■ **Stated task**
Send back the records in full, character for character.

··· Data for this task ···

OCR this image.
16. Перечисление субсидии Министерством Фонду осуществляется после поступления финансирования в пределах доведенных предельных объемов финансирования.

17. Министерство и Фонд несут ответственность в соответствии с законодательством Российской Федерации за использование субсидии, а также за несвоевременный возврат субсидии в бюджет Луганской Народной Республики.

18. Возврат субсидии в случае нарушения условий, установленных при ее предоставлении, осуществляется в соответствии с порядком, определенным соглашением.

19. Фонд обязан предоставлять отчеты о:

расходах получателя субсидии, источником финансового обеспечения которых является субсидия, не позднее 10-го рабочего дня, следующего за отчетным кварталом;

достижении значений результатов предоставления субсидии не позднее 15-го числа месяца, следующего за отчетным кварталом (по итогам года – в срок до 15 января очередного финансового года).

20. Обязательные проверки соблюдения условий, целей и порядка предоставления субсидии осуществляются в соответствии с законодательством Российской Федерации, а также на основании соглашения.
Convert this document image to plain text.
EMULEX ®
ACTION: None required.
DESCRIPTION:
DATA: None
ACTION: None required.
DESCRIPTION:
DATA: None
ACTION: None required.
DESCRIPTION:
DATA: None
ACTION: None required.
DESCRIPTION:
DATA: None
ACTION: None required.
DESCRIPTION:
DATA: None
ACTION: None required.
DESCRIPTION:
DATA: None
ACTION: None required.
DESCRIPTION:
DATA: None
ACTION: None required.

···

■ **Task output**
OCR this image.
16. Перечисление субсидии Министерством Фонду осуществляется после поступления финансирования в пределах доведенных предельных объемов финансирования.

17. Министерство и Фонд несут ответственность в соответствии с законодательством Российской Федерации за использование субсидии, а также за несвоевременный возврат субсидии в бюджет Луганской Народной Республики.

18. Возврат субсидии в случае нарушения условий, установленных при ее предоставлении, осуществляется в соответствии с порядком, определенным соглашением.

19. Фонд обязан предоставлять отчеты о:

расходах получателя субсидии, источником финансового обеспечения которых является субсидия, не позднее 10-го рабочего дня, следующего за отчетным кварталом;

достижении значений результатов предоставления субсидии не позднее 15-го числа месяца, следующего за отчетным кварталом (по итогам года – в срок до 15 января очередного финансового года).

20. Обязательные проверки соблюдения условий, целей и порядка предоставления субсидии осуществляются в соответствии с законодательством Российской Федерации, а также на основании соглашения.
Convert this document image to plain text.
EMULEX ®
ACTION: None required.
DESCRIPTION:
DATA: None
ACTION: None required.
DESCRIPTION:
DATA: None
ACTION: None required.
DESCRIPTION:
DATA: None
ACTION: None required.
DESCRIPTION:
DATA: None
ACTION: None required.
DESCRIPTION:
DATA: None
ACTION: None required.
DESCRIPTION:
DATA: None
ACTION: None required.
DESCRIPTION:
DATA: None
ACTION: None required.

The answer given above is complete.